BEGIN Supplied entries
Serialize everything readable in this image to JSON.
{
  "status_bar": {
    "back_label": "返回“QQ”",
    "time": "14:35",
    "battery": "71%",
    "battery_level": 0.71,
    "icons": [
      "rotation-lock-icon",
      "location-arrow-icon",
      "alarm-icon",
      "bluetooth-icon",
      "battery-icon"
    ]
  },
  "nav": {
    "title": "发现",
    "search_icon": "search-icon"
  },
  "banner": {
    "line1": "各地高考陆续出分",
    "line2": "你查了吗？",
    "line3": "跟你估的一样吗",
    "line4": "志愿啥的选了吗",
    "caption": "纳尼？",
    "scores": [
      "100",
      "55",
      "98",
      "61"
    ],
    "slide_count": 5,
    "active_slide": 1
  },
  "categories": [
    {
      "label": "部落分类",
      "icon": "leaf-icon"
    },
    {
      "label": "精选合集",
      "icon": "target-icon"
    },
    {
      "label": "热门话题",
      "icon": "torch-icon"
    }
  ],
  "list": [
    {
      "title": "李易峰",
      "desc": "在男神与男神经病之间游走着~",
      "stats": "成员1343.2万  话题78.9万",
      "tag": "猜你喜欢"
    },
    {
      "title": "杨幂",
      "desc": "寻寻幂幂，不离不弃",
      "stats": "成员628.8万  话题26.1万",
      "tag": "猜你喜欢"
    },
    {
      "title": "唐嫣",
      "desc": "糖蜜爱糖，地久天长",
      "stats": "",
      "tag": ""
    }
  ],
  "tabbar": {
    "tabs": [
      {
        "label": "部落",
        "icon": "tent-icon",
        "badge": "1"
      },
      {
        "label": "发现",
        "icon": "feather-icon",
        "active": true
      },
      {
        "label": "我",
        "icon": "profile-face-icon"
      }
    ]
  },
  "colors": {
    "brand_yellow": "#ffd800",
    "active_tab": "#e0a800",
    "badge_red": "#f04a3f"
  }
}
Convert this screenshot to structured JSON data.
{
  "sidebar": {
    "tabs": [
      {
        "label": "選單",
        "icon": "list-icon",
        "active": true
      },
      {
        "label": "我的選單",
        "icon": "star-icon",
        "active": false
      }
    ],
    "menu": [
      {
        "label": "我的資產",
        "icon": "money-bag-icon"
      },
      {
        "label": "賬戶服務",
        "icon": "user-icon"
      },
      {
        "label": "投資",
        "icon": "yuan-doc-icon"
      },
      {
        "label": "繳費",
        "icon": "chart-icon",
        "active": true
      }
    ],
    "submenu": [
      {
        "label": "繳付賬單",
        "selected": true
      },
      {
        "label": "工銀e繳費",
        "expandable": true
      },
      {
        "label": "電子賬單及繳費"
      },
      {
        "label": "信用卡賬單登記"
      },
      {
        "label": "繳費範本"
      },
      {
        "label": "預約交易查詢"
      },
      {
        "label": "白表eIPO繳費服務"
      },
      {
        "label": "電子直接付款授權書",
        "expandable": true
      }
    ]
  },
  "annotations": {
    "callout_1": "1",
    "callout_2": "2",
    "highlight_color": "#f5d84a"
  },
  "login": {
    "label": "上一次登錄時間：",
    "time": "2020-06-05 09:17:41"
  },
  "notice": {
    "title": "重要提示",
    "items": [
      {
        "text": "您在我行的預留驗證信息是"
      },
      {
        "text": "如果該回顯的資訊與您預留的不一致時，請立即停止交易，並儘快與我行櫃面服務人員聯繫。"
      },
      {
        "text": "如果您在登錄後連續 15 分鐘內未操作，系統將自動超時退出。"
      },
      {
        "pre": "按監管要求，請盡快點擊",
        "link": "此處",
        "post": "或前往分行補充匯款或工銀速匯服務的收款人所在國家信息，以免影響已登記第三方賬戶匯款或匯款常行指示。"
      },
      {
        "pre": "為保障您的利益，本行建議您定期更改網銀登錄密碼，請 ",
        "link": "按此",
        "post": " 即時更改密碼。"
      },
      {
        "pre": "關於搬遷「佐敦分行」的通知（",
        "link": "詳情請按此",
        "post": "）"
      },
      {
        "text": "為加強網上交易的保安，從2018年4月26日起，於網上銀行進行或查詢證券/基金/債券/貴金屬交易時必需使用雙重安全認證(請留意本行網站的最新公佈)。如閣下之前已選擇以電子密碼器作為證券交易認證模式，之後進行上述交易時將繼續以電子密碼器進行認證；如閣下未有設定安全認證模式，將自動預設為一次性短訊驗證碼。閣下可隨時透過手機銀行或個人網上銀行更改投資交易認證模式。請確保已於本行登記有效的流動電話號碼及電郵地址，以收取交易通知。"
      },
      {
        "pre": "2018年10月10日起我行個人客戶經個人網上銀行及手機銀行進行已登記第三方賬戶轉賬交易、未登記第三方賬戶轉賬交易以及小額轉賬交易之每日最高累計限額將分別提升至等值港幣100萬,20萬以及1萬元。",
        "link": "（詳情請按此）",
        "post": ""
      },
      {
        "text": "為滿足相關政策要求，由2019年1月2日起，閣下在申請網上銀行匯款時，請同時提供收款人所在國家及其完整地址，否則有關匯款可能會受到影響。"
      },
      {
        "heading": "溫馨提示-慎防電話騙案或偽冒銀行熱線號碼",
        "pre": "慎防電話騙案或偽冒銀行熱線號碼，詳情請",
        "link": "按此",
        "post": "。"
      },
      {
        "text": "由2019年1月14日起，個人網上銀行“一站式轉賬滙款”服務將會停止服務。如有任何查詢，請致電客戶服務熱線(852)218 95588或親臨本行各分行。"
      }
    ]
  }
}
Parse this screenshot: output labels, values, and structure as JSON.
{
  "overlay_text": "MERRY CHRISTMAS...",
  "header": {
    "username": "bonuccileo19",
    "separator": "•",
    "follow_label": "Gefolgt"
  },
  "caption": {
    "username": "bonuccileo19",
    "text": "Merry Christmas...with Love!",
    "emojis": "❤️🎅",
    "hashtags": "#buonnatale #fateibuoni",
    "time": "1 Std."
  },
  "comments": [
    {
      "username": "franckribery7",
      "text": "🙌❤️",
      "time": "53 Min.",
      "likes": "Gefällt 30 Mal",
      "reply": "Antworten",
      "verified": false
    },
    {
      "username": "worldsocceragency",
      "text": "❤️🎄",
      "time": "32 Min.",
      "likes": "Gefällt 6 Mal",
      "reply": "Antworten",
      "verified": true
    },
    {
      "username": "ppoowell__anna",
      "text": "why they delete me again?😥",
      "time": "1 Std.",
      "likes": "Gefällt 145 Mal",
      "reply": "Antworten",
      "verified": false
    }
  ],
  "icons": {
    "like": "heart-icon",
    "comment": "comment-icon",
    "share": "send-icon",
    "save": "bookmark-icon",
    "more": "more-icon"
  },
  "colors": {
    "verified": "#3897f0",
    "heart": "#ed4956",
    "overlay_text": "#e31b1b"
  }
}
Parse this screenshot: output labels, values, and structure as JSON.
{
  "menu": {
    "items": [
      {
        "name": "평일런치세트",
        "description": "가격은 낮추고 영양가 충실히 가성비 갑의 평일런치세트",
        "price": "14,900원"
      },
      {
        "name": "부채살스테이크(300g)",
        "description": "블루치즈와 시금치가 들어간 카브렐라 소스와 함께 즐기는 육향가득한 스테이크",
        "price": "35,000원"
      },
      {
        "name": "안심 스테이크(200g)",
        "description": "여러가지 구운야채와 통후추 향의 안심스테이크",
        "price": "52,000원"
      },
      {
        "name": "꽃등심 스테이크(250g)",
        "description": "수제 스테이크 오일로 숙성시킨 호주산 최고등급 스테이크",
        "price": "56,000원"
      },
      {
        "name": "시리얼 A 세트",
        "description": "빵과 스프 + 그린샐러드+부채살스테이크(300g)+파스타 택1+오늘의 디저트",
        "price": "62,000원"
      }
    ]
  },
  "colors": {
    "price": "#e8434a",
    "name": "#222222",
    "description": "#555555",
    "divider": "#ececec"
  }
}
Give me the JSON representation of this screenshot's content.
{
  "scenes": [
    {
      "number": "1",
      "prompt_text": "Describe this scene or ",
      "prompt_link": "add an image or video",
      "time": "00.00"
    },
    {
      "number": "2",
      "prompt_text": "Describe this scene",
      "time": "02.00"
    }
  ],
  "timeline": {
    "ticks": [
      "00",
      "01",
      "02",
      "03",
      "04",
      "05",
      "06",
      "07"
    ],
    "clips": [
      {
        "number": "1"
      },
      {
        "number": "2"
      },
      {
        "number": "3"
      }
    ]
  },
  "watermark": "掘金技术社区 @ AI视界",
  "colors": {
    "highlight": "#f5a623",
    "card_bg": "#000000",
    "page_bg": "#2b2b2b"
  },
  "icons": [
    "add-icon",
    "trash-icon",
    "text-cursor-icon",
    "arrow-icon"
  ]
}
END Supplied entries
Repeat the line that contains "Give me the", then every line after it until the records end, with nothing added.

→ **Worked solution**:
Give me the JSON representation of this screenshot's content.
{
  "scenes": [
    {
      "number": "1",
      "prompt_text": "Describe this scene or ",
      "prompt_link": "add an image or video",
      "time": "00.00"
    },
    {
      "number": "2",
      "prompt_text": "Describe this scene",
      "time": "02.00"
    }
  ],
  "timeline": {
    "ticks": [
      "00",
      "01",
      "02",
      "03",
      "04",
      "05",
      "06",
      "07"
    ],
    "clips": [
      {
        "number": "1"
      },
      {
        "number": "2"
      },
      {
        "number": "3"
      }
    ]
  },
  "watermark": "掘金技术社区 @ AI视界",
  "colors": {
    "highlight": "#f5a623",
    "card_bg": "#000000",
    "page_bg": "#2b2b2b"
  },
  "icons": [
    "add-icon",
    "trash-icon",
    "text-cursor-icon",
    "arrow-icon"
  ]
}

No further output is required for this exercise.